### TASK REQUIREMENTS
Look through the material below for "value". Copy every line that contains it.

— Begin SUPPLIED RECORDS —

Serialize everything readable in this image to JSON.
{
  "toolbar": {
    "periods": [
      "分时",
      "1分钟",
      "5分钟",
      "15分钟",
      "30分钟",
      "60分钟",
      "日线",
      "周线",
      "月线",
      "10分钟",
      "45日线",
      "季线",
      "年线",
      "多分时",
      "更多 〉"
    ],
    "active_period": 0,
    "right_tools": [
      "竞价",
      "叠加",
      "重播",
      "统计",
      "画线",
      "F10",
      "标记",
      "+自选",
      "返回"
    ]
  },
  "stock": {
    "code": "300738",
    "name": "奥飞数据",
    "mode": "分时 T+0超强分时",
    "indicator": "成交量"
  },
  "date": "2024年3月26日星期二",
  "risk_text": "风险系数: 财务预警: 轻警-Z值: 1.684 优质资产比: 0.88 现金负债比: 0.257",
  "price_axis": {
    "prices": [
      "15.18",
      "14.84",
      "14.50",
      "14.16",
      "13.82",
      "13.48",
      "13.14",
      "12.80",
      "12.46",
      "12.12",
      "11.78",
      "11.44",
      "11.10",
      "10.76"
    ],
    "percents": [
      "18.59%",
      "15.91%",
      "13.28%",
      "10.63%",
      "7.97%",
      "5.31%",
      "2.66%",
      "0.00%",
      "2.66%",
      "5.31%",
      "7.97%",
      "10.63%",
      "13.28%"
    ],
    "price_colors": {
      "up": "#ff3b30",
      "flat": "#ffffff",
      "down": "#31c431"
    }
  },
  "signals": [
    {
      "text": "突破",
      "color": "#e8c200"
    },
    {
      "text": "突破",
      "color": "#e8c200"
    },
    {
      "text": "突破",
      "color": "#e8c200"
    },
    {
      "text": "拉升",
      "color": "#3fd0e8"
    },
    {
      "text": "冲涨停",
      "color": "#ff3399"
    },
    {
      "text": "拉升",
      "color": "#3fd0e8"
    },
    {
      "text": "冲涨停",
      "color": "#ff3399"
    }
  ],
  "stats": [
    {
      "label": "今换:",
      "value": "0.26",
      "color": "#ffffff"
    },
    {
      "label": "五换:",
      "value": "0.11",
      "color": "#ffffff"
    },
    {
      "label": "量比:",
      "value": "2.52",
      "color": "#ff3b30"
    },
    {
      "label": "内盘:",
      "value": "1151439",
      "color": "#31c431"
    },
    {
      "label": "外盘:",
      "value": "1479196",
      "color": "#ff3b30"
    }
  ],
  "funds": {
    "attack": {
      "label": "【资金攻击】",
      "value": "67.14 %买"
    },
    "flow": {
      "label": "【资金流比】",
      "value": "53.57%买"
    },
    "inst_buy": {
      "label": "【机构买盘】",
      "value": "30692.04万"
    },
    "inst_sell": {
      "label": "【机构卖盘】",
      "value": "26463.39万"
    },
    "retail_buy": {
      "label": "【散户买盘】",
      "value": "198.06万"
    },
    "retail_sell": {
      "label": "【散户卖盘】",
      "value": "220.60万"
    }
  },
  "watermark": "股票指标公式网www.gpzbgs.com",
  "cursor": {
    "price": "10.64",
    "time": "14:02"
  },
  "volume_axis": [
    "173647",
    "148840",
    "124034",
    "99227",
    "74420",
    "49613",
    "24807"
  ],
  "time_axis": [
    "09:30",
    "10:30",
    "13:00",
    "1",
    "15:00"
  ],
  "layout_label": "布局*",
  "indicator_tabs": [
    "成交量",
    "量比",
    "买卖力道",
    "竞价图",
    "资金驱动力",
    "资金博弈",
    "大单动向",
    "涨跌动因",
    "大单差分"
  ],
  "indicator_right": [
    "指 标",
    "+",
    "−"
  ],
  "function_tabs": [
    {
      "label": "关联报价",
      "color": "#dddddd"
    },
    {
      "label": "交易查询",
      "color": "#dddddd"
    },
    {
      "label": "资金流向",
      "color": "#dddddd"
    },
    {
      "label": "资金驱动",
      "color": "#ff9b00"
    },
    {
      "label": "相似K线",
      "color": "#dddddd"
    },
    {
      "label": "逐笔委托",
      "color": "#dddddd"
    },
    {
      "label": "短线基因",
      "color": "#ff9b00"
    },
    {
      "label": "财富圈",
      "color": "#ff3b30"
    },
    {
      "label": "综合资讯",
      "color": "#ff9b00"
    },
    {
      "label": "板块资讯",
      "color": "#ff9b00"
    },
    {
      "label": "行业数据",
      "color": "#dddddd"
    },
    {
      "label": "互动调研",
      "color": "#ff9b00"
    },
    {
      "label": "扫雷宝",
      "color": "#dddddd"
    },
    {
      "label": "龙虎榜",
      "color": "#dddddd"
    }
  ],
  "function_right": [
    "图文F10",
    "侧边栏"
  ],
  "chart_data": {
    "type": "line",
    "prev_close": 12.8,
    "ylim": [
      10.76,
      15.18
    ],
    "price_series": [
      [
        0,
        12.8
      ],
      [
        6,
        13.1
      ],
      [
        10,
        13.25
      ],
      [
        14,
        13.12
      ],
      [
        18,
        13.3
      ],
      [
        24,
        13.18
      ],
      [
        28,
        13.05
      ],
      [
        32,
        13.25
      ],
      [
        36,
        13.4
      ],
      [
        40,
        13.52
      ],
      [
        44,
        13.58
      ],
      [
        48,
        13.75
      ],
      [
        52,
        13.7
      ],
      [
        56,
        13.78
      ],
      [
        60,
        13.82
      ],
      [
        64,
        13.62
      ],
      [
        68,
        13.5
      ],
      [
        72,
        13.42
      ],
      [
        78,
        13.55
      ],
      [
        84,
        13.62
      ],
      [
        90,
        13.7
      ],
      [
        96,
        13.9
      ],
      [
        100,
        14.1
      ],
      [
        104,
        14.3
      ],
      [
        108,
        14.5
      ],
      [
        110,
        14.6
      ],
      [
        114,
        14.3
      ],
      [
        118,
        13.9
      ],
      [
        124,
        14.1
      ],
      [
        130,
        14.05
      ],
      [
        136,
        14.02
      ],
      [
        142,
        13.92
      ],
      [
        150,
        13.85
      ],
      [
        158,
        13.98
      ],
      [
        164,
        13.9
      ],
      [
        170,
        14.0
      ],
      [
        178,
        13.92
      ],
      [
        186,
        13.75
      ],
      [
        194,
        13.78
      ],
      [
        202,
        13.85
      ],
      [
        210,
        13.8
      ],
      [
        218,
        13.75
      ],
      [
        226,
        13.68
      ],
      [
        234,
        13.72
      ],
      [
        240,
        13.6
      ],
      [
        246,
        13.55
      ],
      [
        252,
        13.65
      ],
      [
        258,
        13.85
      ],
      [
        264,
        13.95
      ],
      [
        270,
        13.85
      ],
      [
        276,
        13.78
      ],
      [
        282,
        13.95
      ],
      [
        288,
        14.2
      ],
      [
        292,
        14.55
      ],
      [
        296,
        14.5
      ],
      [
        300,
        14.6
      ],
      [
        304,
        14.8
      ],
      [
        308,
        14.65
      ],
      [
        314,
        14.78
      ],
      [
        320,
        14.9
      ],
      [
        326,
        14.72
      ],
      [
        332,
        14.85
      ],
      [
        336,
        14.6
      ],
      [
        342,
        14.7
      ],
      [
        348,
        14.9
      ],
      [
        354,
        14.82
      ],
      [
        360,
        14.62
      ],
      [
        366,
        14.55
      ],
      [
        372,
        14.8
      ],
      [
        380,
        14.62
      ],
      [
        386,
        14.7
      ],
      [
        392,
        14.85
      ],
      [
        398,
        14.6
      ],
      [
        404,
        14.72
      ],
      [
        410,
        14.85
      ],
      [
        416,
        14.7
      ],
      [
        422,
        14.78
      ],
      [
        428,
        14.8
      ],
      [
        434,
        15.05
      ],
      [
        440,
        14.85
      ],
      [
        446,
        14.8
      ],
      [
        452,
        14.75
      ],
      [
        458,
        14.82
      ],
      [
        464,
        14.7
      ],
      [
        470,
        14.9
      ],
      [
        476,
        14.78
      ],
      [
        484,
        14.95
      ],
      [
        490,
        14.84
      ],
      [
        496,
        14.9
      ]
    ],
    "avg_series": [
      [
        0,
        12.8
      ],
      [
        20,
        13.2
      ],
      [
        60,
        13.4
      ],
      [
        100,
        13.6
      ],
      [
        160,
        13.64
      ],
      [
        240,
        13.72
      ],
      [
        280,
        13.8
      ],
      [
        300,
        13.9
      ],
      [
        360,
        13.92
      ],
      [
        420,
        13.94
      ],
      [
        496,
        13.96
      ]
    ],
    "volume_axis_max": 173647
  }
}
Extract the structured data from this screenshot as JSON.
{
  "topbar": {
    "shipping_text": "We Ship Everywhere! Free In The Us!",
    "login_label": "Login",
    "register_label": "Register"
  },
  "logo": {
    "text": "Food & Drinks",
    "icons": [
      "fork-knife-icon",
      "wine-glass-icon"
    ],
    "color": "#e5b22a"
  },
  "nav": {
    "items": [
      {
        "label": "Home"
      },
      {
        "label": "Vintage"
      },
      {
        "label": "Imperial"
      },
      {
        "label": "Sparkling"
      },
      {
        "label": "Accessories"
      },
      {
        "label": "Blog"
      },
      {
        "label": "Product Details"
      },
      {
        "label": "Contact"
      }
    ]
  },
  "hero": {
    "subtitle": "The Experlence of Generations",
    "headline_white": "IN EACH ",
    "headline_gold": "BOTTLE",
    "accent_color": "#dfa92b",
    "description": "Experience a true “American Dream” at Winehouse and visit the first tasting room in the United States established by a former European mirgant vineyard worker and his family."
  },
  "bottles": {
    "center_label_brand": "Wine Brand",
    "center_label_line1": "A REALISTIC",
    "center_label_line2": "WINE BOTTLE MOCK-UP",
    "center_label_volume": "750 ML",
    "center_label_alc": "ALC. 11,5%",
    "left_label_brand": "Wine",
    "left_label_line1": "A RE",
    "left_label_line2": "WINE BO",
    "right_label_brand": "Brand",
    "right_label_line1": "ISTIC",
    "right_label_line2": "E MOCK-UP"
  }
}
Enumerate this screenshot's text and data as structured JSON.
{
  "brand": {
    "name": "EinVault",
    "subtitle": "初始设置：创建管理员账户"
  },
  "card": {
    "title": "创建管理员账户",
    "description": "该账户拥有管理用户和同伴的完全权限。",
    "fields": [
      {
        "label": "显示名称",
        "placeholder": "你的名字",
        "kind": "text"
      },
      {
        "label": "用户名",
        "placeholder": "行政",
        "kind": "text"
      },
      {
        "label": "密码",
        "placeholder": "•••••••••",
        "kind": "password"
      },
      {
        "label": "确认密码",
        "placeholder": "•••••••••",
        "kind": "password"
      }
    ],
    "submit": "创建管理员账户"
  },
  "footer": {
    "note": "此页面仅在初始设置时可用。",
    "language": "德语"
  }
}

— End SUPPLIED RECORDS —

### WRITTEN ANSWER
      "value": "0.26",
      "value": "0.11",
      "value": "2.52",
      "value": "1151439",
      "value": "1479196",
      "value": "67.14 %买"
      "value": "53.57%买"
      "value": "30692.04万"
      "value": "26463.39万"
      "value": "198.06万"
      "value": "220.60万"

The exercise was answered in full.